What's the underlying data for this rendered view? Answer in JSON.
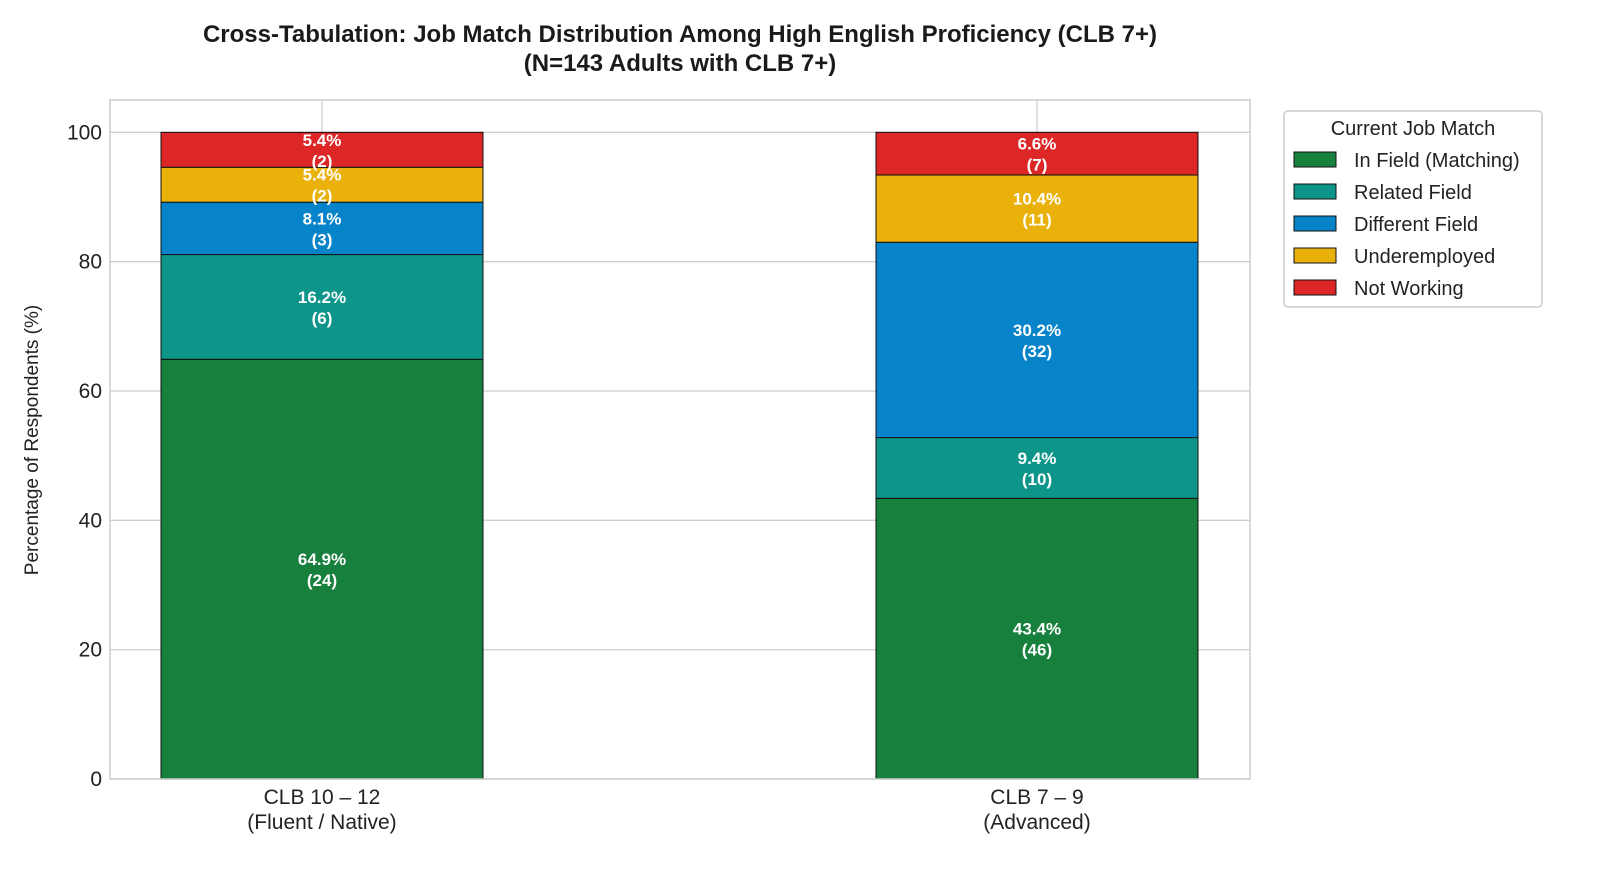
{
  "chart_data": {
    "type": "bar",
    "stacked": true,
    "title": "Cross-Tabulation: Job Match Distribution Among High English Proficiency (CLB 7+)",
    "subtitle": "(N=143 Adults with CLB 7+)",
    "ylabel": "Percentage of Respondents (%)",
    "xlabel": "",
    "ylim": [
      0,
      105
    ],
    "yticks": [
      0,
      20,
      40,
      60,
      80,
      100
    ],
    "grid": true,
    "legend_title": "Current Job Match",
    "legend_position": "top-right-outside",
    "categories": [
      {
        "line1": "CLB 10 – 12",
        "line2": "(Fluent / Native)"
      },
      {
        "line1": "CLB 7 – 9",
        "line2": "(Advanced)"
      }
    ],
    "series": [
      {
        "name": "In Field (Matching)",
        "color": "#17803d",
        "values": [
          64.9,
          43.4
        ],
        "counts": [
          24,
          46
        ],
        "pct_labels": [
          "64.9%",
          "43.4%"
        ],
        "count_labels": [
          "(24)",
          "(46)"
        ]
      },
      {
        "name": "Related Field",
        "color": "#0e958a",
        "values": [
          16.2,
          9.4
        ],
        "counts": [
          6,
          10
        ],
        "pct_labels": [
          "16.2%",
          "9.4%"
        ],
        "count_labels": [
          "(6)",
          "(10)"
        ]
      },
      {
        "name": "Different Field",
        "color": "#0784c9",
        "values": [
          8.1,
          30.2
        ],
        "counts": [
          3,
          32
        ],
        "pct_labels": [
          "8.1%",
          "30.2%"
        ],
        "count_labels": [
          "(3)",
          "(32)"
        ]
      },
      {
        "name": "Underemployed",
        "color": "#e9b10a",
        "values": [
          5.4,
          10.4
        ],
        "counts": [
          2,
          11
        ],
        "pct_labels": [
          "5.4%",
          "10.4%"
        ],
        "count_labels": [
          "(2)",
          "(11)"
        ]
      },
      {
        "name": "Not Working",
        "color": "#dd2727",
        "values": [
          5.4,
          6.6
        ],
        "counts": [
          2,
          7
        ],
        "pct_labels": [
          "5.4%",
          "6.6%"
        ],
        "count_labels": [
          "(2)",
          "(7)"
        ]
      }
    ]
  }
}
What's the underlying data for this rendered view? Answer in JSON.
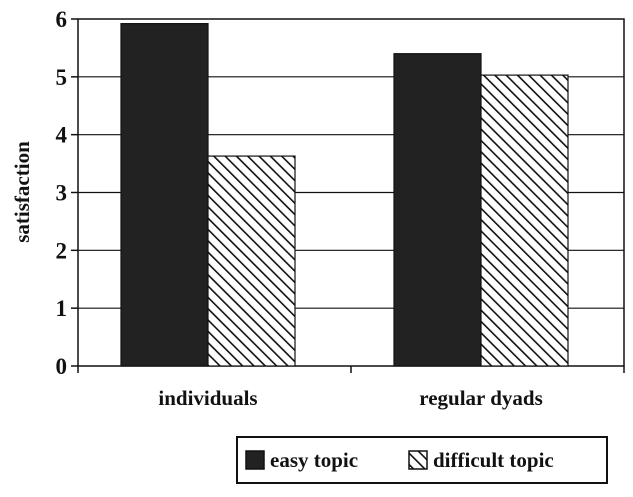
{
  "chart_data": {
    "type": "bar",
    "categories": [
      "individuals",
      "regular dyads"
    ],
    "series": [
      {
        "name": "easy topic",
        "values": [
          5.92,
          5.4
        ],
        "pattern": "solid",
        "color": "#222222"
      },
      {
        "name": "difficult topic",
        "values": [
          3.63,
          5.03
        ],
        "pattern": "hatched",
        "color": "#222222"
      }
    ],
    "title": "",
    "xlabel": "",
    "ylabel": "satisfaction",
    "ylim": [
      0,
      6
    ],
    "yticks": [
      "0",
      "1",
      "2",
      "3",
      "4",
      "5",
      "6"
    ],
    "grid": true,
    "legend_position": "bottom-right"
  }
}
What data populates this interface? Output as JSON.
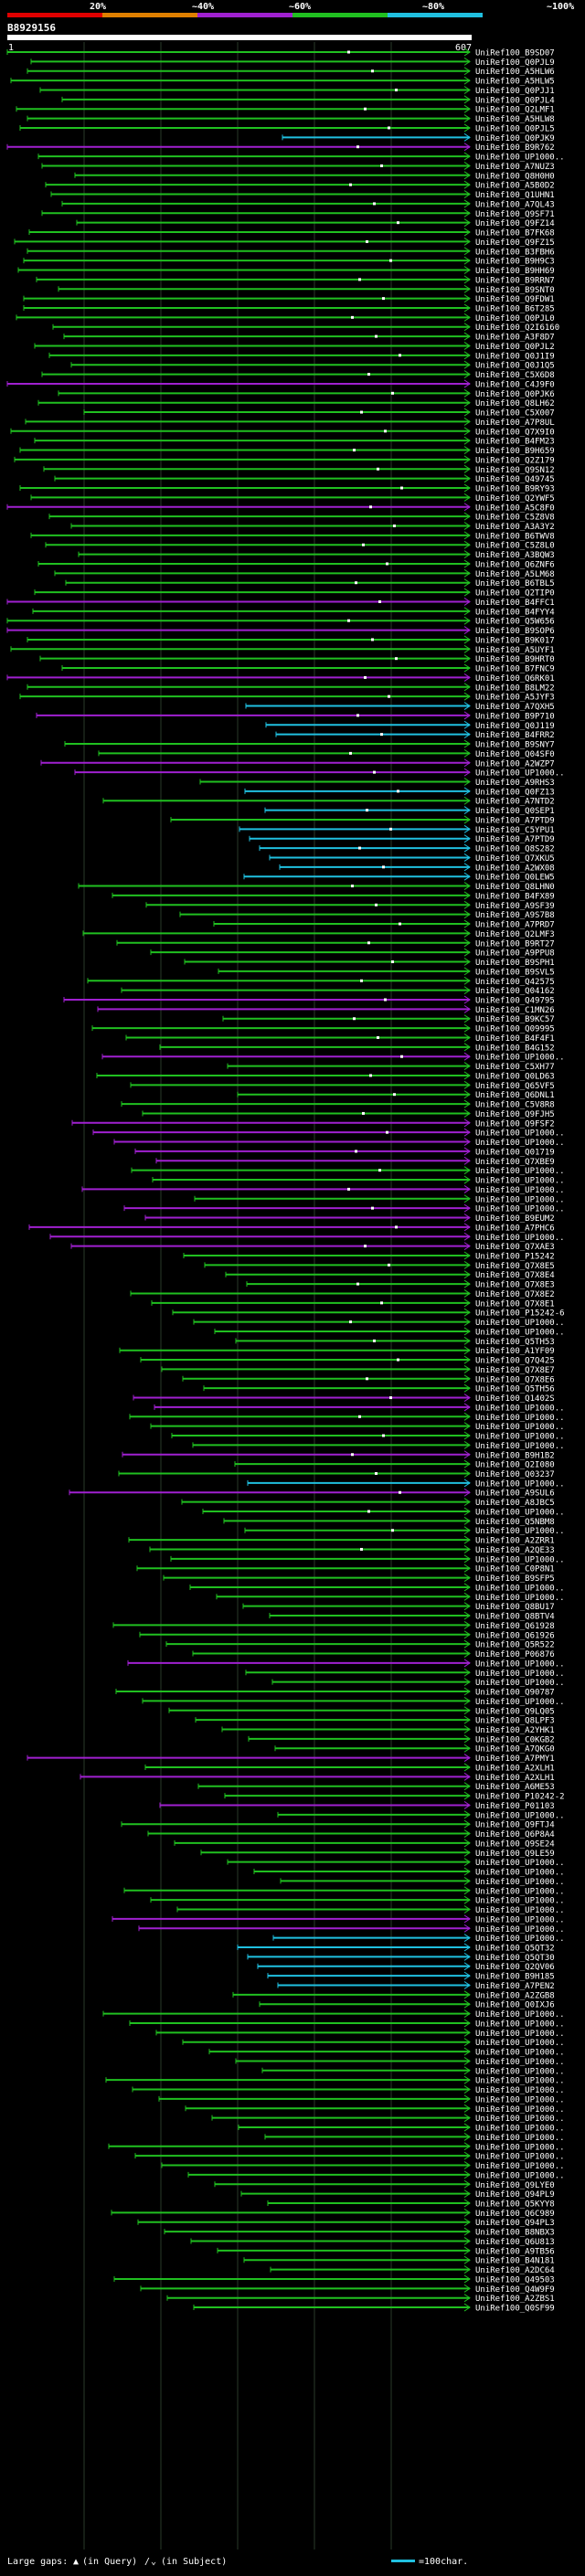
------------------------
§ **WHAT THE TASK ASKS**: In the listing above, find each line with the word "ylabel" and copy it.

§ **EXERCISE ANSWER**:
    "ylabel": "Percentage of Respondents (%)",
    "ylabel": "satisfaction",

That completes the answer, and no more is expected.